-- Data excerpts start --

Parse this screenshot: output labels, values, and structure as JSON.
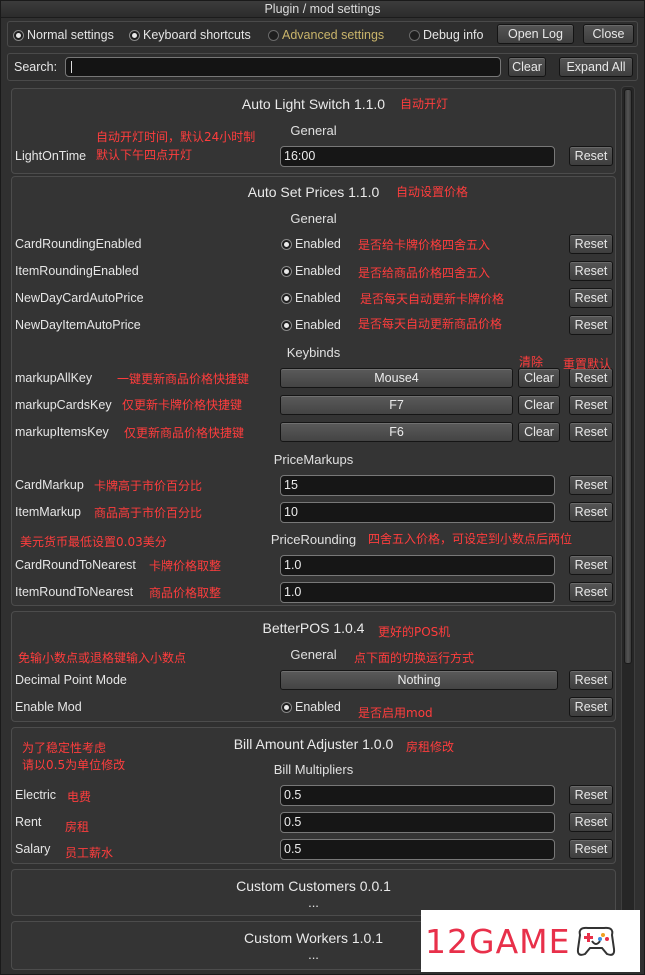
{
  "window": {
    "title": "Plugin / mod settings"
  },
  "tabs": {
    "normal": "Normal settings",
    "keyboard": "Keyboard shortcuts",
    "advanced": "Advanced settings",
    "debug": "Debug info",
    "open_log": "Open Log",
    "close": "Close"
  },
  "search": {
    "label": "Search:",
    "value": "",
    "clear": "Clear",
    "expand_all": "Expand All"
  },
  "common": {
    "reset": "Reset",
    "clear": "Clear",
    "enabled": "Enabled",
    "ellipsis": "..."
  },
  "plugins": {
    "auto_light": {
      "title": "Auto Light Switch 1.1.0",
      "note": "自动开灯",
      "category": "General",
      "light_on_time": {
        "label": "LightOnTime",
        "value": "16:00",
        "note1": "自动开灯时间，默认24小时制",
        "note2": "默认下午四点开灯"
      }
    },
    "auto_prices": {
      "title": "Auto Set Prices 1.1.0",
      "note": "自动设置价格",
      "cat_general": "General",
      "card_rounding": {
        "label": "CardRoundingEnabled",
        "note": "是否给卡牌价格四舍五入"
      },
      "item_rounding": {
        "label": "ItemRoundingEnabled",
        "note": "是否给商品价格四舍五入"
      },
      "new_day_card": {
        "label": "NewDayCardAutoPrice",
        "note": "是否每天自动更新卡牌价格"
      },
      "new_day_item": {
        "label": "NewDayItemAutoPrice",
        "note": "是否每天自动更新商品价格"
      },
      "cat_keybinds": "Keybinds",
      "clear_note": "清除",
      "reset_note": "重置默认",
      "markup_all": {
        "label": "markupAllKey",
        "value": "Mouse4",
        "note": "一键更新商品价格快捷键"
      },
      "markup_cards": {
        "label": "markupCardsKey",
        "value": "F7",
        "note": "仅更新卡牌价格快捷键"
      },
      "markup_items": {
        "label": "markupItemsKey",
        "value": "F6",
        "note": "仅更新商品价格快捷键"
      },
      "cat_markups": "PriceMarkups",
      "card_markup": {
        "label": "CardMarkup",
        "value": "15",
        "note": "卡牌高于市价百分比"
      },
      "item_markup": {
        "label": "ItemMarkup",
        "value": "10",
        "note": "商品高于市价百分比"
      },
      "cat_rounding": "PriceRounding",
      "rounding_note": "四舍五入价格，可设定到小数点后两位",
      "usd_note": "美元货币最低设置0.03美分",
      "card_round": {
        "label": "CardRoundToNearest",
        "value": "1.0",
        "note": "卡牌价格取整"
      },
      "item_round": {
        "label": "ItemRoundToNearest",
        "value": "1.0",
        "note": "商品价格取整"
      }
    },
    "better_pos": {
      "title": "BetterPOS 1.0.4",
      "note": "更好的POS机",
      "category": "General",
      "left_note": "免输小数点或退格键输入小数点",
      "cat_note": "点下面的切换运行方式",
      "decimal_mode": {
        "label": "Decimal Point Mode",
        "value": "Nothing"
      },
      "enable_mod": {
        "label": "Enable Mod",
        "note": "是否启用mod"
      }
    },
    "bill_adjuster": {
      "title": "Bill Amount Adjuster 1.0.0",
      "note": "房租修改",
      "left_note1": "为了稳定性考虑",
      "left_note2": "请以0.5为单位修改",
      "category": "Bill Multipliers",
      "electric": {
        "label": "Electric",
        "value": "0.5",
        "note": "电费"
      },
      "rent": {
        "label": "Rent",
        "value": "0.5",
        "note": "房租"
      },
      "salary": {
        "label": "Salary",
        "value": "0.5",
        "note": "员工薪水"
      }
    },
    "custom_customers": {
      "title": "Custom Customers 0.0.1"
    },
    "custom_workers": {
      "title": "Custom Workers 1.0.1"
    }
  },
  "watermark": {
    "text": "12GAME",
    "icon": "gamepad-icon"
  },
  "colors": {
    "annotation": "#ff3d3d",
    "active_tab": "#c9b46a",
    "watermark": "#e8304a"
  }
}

-- Data excerpts end --

* Goal of the exercise *
Out of the records, collect only those lines that contain the string "title".

* Solution *
    "title": "Plugin / mod settings"
      "title": "Auto Light Switch 1.1.0",
      "title": "Auto Set Prices 1.1.0",
      "title": "BetterPOS 1.0.4",
      "title": "Bill Amount Adjuster 1.0.0",
      "title": "Custom Customers 0.0.1"
      "title": "Custom Workers 1.0.1"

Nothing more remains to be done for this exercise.